_Work to be completed_
Copy out the records below, putting "line" wherever "text-line" appears and leaving everything else unchanged.

_Exercise material_
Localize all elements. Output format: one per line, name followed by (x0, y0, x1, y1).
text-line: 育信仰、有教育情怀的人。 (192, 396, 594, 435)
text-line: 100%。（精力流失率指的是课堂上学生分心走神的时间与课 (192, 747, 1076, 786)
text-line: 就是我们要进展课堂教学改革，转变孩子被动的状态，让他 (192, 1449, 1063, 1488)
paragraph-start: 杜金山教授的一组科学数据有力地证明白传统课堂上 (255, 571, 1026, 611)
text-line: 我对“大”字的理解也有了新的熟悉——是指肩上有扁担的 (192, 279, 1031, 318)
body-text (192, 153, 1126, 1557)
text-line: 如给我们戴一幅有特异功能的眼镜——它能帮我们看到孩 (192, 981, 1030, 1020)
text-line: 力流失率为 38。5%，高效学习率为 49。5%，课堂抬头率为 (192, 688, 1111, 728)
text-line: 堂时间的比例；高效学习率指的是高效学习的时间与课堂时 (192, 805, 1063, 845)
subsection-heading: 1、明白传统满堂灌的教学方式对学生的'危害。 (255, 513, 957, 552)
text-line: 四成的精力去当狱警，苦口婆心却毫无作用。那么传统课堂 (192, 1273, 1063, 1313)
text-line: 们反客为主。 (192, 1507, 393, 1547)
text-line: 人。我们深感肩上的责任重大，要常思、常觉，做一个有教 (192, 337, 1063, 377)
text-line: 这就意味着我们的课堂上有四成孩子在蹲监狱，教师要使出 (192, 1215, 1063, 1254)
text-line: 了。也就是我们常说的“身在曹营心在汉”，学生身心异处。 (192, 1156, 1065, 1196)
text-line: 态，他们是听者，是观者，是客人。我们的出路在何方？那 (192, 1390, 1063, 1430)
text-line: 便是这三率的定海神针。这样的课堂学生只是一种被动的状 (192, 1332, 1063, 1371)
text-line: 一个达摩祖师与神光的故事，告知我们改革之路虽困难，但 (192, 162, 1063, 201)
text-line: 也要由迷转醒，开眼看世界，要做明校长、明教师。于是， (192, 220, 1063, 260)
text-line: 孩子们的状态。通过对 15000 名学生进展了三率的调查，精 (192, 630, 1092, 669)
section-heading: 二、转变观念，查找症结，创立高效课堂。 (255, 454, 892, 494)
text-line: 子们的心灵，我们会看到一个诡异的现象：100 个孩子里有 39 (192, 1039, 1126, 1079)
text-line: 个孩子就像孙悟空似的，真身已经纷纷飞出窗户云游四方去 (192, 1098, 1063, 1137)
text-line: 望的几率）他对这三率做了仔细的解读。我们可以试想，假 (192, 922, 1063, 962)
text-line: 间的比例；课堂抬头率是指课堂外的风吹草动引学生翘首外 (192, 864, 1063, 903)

_Completed exercise_
Localize all elements. Output format: one per line, name followed by (x0, y0, x1, y1).
line: 育信仰、有教育情怀的人。 (192, 396, 594, 435)
line: 100%。（精力流失率指的是课堂上学生分心走神的时间与课 (192, 747, 1076, 786)
line: 就是我们要进展课堂教学改革，转变孩子被动的状态，让他 (192, 1449, 1063, 1488)
paragraph-start: 杜金山教授的一组科学数据有力地证明白传统课堂上 (255, 571, 1026, 611)
line: 我对“大”字的理解也有了新的熟悉——是指肩上有扁担的 (192, 279, 1031, 318)
body-text (192, 153, 1126, 1557)
line: 如给我们戴一幅有特异功能的眼镜——它能帮我们看到孩 (192, 981, 1030, 1020)
line: 力流失率为 38。5%，高效学习率为 49。5%，课堂抬头率为 (192, 688, 1111, 728)
line: 堂时间的比例；高效学习率指的是高效学习的时间与课堂时 (192, 805, 1063, 845)
subsection-heading: 1、明白传统满堂灌的教学方式对学生的'危害。 (255, 513, 957, 552)
line: 四成的精力去当狱警，苦口婆心却毫无作用。那么传统课堂 (192, 1273, 1063, 1313)
line: 们反客为主。 (192, 1507, 393, 1547)
line: 人。我们深感肩上的责任重大，要常思、常觉，做一个有教 (192, 337, 1063, 377)
line: 这就意味着我们的课堂上有四成孩子在蹲监狱，教师要使出 (192, 1215, 1063, 1254)
line: 了。也就是我们常说的“身在曹营心在汉”，学生身心异处。 (192, 1156, 1065, 1196)
line: 态，他们是听者，是观者，是客人。我们的出路在何方？那 (192, 1390, 1063, 1430)
line: 便是这三率的定海神针。这样的课堂学生只是一种被动的状 (192, 1332, 1063, 1371)
line: 一个达摩祖师与神光的故事，告知我们改革之路虽困难，但 (192, 162, 1063, 201)
line: 也要由迷转醒，开眼看世界，要做明校长、明教师。于是， (192, 220, 1063, 260)
line: 孩子们的状态。通过对 15000 名学生进展了三率的调查，精 (192, 630, 1092, 669)
section-heading: 二、转变观念，查找症结，创立高效课堂。 (255, 454, 892, 494)
line: 子们的心灵，我们会看到一个诡异的现象：100 个孩子里有 39 (192, 1039, 1126, 1079)
line: 个孩子就像孙悟空似的，真身已经纷纷飞出窗户云游四方去 (192, 1098, 1063, 1137)
line: 望的几率）他对这三率做了仔细的解读。我们可以试想，假 (192, 922, 1063, 962)
line: 间的比例；课堂抬头率是指课堂外的风吹草动引学生翘首外 (192, 864, 1063, 903)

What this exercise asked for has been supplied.